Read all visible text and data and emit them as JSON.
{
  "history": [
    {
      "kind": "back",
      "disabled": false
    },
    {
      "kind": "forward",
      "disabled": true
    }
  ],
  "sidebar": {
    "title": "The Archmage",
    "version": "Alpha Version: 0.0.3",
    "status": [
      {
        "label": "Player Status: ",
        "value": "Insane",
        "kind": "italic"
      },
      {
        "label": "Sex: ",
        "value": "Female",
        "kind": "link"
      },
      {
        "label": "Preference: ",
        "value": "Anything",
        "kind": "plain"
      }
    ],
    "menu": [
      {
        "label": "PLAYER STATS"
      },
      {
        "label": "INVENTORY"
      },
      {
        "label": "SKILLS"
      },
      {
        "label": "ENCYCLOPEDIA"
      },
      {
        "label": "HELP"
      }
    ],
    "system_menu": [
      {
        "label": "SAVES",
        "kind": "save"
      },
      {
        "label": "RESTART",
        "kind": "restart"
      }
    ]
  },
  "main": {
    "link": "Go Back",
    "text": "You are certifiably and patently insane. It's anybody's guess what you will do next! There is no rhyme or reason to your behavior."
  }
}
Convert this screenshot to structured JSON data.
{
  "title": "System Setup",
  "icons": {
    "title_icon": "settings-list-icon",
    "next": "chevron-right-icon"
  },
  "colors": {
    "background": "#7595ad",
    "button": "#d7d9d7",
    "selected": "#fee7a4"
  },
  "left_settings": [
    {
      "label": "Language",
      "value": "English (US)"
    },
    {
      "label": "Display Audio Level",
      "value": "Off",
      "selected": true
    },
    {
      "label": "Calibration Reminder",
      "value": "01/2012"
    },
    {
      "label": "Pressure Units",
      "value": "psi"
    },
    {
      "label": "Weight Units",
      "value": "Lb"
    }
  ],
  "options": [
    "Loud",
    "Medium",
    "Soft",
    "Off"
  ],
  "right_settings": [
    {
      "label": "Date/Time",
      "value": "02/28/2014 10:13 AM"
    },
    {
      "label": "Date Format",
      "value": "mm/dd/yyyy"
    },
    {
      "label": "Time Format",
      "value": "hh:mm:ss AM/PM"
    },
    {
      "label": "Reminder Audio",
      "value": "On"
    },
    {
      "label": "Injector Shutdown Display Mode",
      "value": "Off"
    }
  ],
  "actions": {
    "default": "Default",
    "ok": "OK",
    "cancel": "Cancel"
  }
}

--*--

> **EXERCISE PROMPT**: Reproduce the complete data exactly as presented above.

> **WORKED ANSWER**:
Read all visible text and data and emit them as JSON.
{
  "history": [
    {
      "kind": "back",
      "disabled": false
    },
    {
      "kind": "forward",
      "disabled": true
    }
  ],
  "sidebar": {
    "title": "The Archmage",
    "version": "Alpha Version: 0.0.3",
    "status": [
      {
        "label": "Player Status: ",
        "value": "Insane",
        "kind": "italic"
      },
      {
        "label": "Sex: ",
        "value": "Female",
        "kind": "link"
      },
      {
        "label": "Preference: ",
        "value": "Anything",
        "kind": "plain"
      }
    ],
    "menu": [
      {
        "label": "PLAYER STATS"
      },
      {
        "label": "INVENTORY"
      },
      {
        "label": "SKILLS"
      },
      {
        "label": "ENCYCLOPEDIA"
      },
      {
        "label": "HELP"
      }
    ],
    "system_menu": [
      {
        "label": "SAVES",
        "kind": "save"
      },
      {
        "label": "RESTART",
        "kind": "restart"
      }
    ]
  },
  "main": {
    "link": "Go Back",
    "text": "You are certifiably and patently insane. It's anybody's guess what you will do next! There is no rhyme or reason to your behavior."
  }
}
Convert this screenshot to structured JSON data.
{
  "title": "System Setup",
  "icons": {
    "title_icon": "settings-list-icon",
    "next": "chevron-right-icon"
  },
  "colors": {
    "background": "#7595ad",
    "button": "#d7d9d7",
    "selected": "#fee7a4"
  },
  "left_settings": [
    {
      "label": "Language",
      "value": "English (US)"
    },
    {
      "label": "Display Audio Level",
      "value": "Off",
      "selected": true
    },
    {
      "label": "Calibration Reminder",
      "value": "01/2012"
    },
    {
      "label": "Pressure Units",
      "value": "psi"
    },
    {
      "label": "Weight Units",
      "value": "Lb"
    }
  ],
  "options": [
    "Loud",
    "Medium",
    "Soft",
    "Off"
  ],
  "right_settings": [
    {
      "label": "Date/Time",
      "value": "02/28/2014 10:13 AM"
    },
    {
      "label": "Date Format",
      "value": "mm/dd/yyyy"
    },
    {
      "label": "Time Format",
      "value": "hh:mm:ss AM/PM"
    },
    {
      "label": "Reminder Audio",
      "value": "On"
    },
    {
      "label": "Injector Shutdown Display Mode",
      "value": "Off"
    }
  ],
  "actions": {
    "default": "Default",
    "ok": "OK",
    "cancel": "Cancel"
  }
}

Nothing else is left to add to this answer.